Return all lines from the listing below in which the string "teacher" occurs.

Stored records
=====

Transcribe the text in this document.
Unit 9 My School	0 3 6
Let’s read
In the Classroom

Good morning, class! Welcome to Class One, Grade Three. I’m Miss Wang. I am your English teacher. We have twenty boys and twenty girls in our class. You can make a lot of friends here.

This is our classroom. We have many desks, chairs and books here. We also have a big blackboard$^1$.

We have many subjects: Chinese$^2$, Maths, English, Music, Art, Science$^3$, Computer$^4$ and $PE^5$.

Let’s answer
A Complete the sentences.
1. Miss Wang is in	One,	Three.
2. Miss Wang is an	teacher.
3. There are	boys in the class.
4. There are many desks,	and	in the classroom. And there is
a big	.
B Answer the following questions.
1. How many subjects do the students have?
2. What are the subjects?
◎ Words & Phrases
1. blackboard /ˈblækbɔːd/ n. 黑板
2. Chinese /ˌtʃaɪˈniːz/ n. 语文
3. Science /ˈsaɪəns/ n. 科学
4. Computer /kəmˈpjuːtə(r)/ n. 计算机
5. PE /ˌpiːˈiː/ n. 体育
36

=====

Answer to the task
Good morning, class! Welcome to Class One, Grade Three. I’m Miss Wang. I am your English teacher. We have twenty boys and twenty girls in our class. You can make a lot of friends here.
2. Miss Wang is an	teacher.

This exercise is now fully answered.